[Exercise brief] Please convert each of the entries below into a JSON list of strings, one string per line, leaving out any blank lines.

[Material for the task]
—————
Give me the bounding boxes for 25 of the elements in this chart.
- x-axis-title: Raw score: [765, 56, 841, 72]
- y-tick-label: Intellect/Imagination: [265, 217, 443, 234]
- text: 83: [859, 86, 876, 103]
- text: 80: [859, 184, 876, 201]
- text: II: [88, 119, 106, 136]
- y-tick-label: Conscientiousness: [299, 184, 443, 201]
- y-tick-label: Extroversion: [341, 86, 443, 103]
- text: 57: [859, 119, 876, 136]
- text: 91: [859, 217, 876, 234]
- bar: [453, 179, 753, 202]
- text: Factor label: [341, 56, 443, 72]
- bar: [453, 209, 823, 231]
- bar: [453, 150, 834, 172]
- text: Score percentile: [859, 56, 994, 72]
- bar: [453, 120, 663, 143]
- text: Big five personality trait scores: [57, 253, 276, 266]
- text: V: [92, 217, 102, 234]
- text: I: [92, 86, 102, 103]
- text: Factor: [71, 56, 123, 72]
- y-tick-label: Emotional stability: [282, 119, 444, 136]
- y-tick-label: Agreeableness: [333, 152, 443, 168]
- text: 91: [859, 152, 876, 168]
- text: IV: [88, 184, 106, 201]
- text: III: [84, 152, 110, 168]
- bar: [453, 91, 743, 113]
—————
[Answer to the task]
[
  "Give me the bounding boxes for 25 of the elements in this chart.",
  "- x-axis-title: Raw score: [765, 56, 841, 72]",
  "- y-tick-label: Intellect/Imagination: [265, 217, 443, 234]",
  "- text: 83: [859, 86, 876, 103]",
  "- text: 80: [859, 184, 876, 201]",
  "- text: II: [88, 119, 106, 136]",
  "- y-tick-label: Conscientiousness: [299, 184, 443, 201]",
  "- y-tick-label: Extroversion: [341, 86, 443, 103]",
  "- text: 57: [859, 119, 876, 136]",
  "- text: 91: [859, 217, 876, 234]",
  "- bar: [453, 179, 753, 202]",
  "- text: Factor label: [341, 56, 443, 72]",
  "- bar: [453, 209, 823, 231]",
  "- bar: [453, 150, 834, 172]",
  "- text: Score percentile: [859, 56, 994, 72]",
  "- bar: [453, 120, 663, 143]",
  "- text: Big five personality trait scores: [57, 253, 276, 266]",
  "- text: V: [92, 217, 102, 234]",
  "- text: I: [92, 86, 102, 103]",
  "- text: Factor: [71, 56, 123, 72]",
  "- y-tick-label: Emotional stability: [282, 119, 444, 136]",
  "- y-tick-label: Agreeableness: [333, 152, 443, 168]",
  "- text: 91: [859, 152, 876, 168]",
  "- text: IV: [88, 184, 106, 201]",
  "- text: III: [84, 152, 110, 168]",
  "- bar: [453, 91, 743, 113]"
]